** BEGIN Material for this exercise **

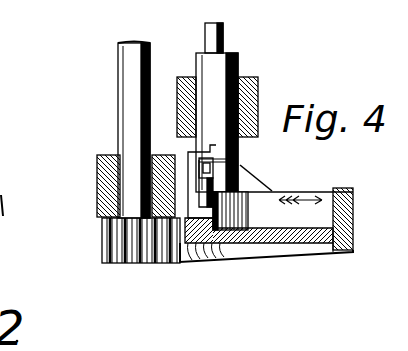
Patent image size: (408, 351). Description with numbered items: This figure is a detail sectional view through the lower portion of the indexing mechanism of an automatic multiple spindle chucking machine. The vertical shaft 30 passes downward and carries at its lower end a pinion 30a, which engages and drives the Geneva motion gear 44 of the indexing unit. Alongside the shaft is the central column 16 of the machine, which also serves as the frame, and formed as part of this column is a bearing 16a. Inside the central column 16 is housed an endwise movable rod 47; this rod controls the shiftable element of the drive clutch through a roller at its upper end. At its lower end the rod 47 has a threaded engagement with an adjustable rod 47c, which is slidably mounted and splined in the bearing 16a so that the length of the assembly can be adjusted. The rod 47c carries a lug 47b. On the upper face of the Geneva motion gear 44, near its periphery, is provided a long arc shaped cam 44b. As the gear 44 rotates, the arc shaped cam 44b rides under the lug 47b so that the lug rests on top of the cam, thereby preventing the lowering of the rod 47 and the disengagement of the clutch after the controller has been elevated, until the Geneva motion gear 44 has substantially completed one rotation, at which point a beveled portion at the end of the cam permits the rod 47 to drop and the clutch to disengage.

The shaft 30 is at (122, 98).
The pinion 30a is at (101, 246).
The central column 16 is at (97, 181).
The bearing 16a is at (258, 93).
The endwise movable rod 47 is at (222, 38).
The lug 47b is at (200, 152).
The adjustable rod 47c is at (243, 152).
The Geneva motion gear 44 is at (273, 254).
The arc shaped cam 44b is at (307, 189).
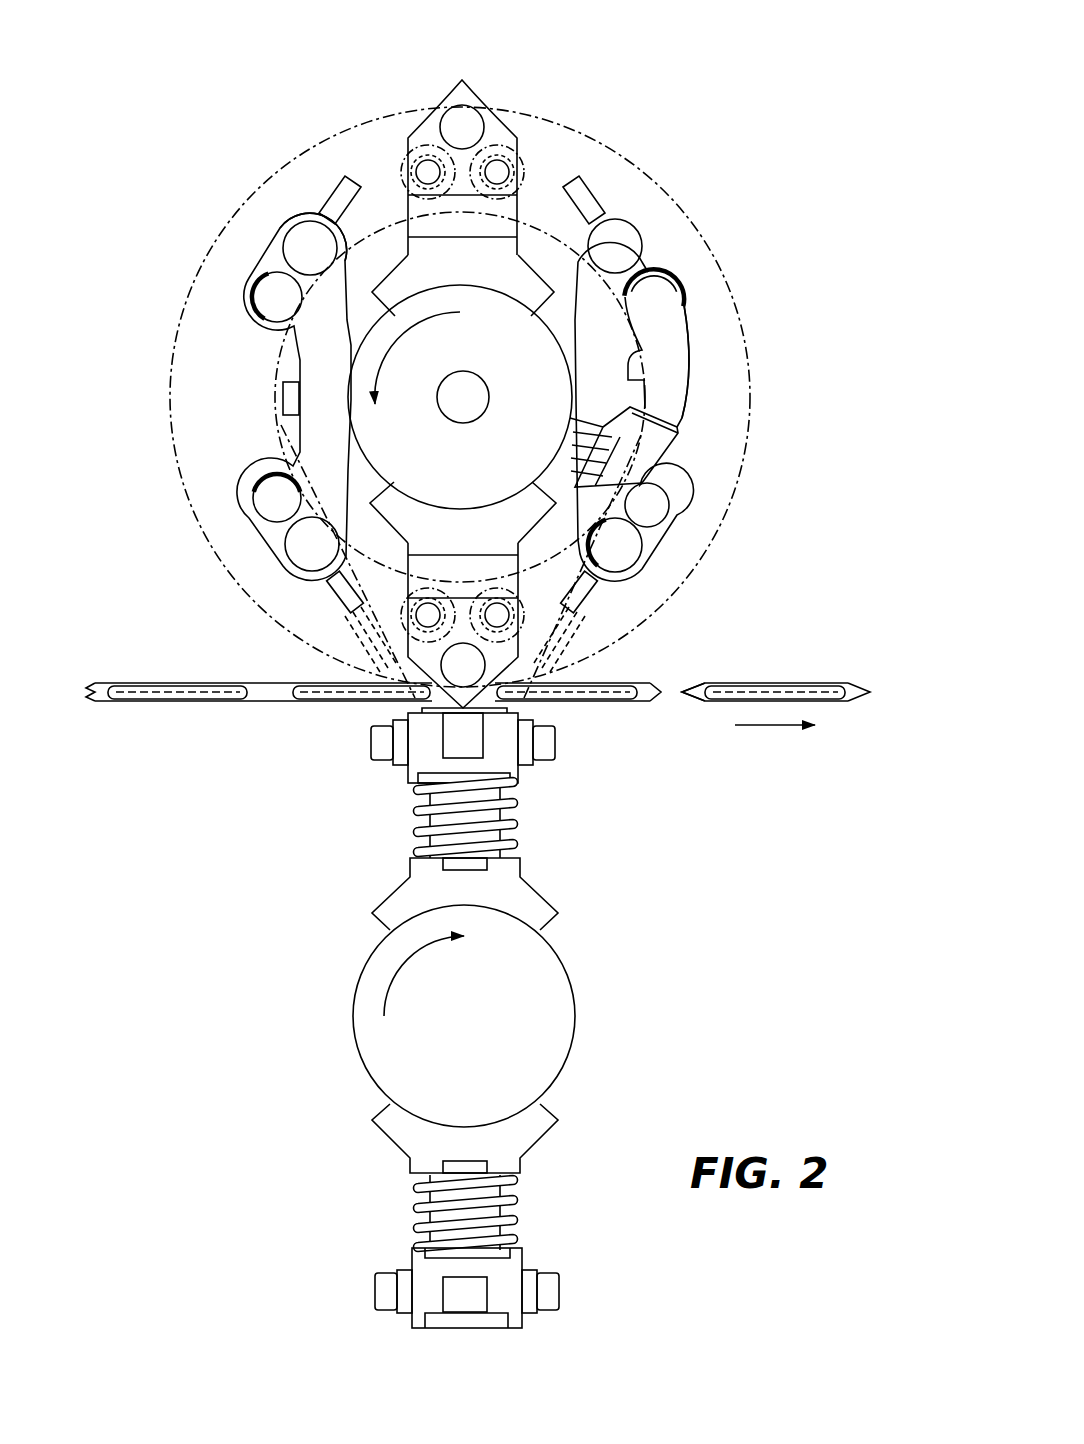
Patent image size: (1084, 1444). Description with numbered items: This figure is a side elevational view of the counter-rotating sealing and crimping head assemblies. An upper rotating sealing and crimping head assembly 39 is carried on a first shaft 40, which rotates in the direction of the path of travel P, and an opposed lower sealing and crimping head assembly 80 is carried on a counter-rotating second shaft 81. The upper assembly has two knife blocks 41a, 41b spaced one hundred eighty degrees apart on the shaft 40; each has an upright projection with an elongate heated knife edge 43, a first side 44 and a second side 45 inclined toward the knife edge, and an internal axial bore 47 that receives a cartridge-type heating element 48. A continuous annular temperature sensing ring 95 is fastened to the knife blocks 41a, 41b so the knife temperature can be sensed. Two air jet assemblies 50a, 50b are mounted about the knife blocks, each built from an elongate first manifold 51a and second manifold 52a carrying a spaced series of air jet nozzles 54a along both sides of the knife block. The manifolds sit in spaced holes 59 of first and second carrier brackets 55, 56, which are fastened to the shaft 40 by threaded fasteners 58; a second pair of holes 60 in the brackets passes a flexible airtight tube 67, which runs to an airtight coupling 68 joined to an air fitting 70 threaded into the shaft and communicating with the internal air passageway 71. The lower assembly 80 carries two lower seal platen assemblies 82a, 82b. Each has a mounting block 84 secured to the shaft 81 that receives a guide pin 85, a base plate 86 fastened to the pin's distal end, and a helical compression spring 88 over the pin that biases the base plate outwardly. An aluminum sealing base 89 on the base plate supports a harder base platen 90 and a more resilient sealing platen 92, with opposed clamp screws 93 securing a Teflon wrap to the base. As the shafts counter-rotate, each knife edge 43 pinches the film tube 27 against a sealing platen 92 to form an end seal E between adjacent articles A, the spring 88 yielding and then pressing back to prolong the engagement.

** END Material for this exercise **

■ Instruction
Copy out every line of the listing above word for word, leaving out the pictures.

■ Response to this task
Patent image size: (408, 351). Description with numbered items: This figure is a detail sectional view through the lower portion of the indexing mechanism of an automatic multiple spindle chucking machine. The vertical shaft 30 passes downward and carries at its lower end a pinion 30a, which engages and drives the Geneva motion gear 44 of the indexing unit. Alongside the shaft is the central column 16 of the machine, which also serves as the frame, and formed as part of this column is a bearing 16a. Inside the central column 16 is housed an endwise movable rod 47; this rod controls the shiftable element of the drive clutch through a roller at its upper end. At its lower end the rod 47 has a threaded engagement with an adjustable rod 47c, which is slidably mounted and splined in the bearing 16a so that the length of the assembly can be adjusted. The rod 47c carries a lug 47b. On the upper face of the Geneva motion gear 44, near its periphery, is provided a long arc shaped cam 44b. As the gear 44 rotates, the arc shaped cam 44b rides under the lug 47b so that the lug rests on top of the cam, thereby preventing the lowering of the rod 47 and the disengagement of the clutch after the controller has been elevated, until the Geneva motion gear 44 has substantially completed one rotation, at which point a beveled portion at the end of the cam permits the rod 47 to drop and the clutch to disengage.

The shaft 30 is at (122, 98).
The pinion 30a is at (101, 246).
The central column 16 is at (97, 181).
The bearing 16a is at (258, 93).
The endwise movable rod 47 is at (222, 38).
The lug 47b is at (200, 152).
The adjustable rod 47c is at (243, 152).
The Geneva motion gear 44 is at (273, 254).
The arc shaped cam 44b is at (307, 189).
Patent image size: (1084, 1444). Description with numbered items: This figure is a side elevational view of the counter-rotating sealing and crimping head assemblies. An upper rotating sealing and crimping head assembly 39 is carried on a first shaft 40, which rotates in the direction of the path of travel P, and an opposed lower sealing and crimping head assembly 80 is carried on a counter-rotating second shaft 81. The upper assembly has two knife blocks 41a, 41b spaced one hundred eighty degrees apart on the shaft 40; each has an upright projection with an elongate heated knife edge 43, a first side 44 and a second side 45 inclined toward the knife edge, and an internal axial bore 47 that receives a cartridge-type heating element 48. A continuous annular temperature sensing ring 95 is fastened to the knife blocks 41a, 41b so the knife temperature can be sensed. Two air jet assemblies 50a, 50b are mounted about the knife blocks, each built from an elongate first manifold 51a and second manifold 52a carrying a spaced series of air jet nozzles 54a along both sides of the knife block. The manifolds sit in spaced holes 59 of first and second carrier brackets 55, 56, which are fastened to the shaft 40 by threaded fasteners 58; a second pair of holes 60 in the brackets passes a flexible airtight tube 67, which runs to an airtight coupling 68 joined to an air fitting 70 threaded into the shaft and communicating with the internal air passageway 71. The lower assembly 80 carries two lower seal platen assemblies 82a, 82b. Each has a mounting block 84 secured to the shaft 81 that receives a guide pin 85, a base plate 86 fastened to the pin's distal end, and a helical compression spring 88 over the pin that biases the base plate outwardly. An aluminum sealing base 89 on the base plate supports a harder base platen 90 and a more resilient sealing platen 92, with opposed clamp screws 93 securing a Teflon wrap to the base. As the shafts counter-rotate, each knife edge 43 pinches the film tube 27 against a sealing platen 92 to form an end seal E between adjacent articles A, the spring 88 yielding and then pressing back to prolong the engagement.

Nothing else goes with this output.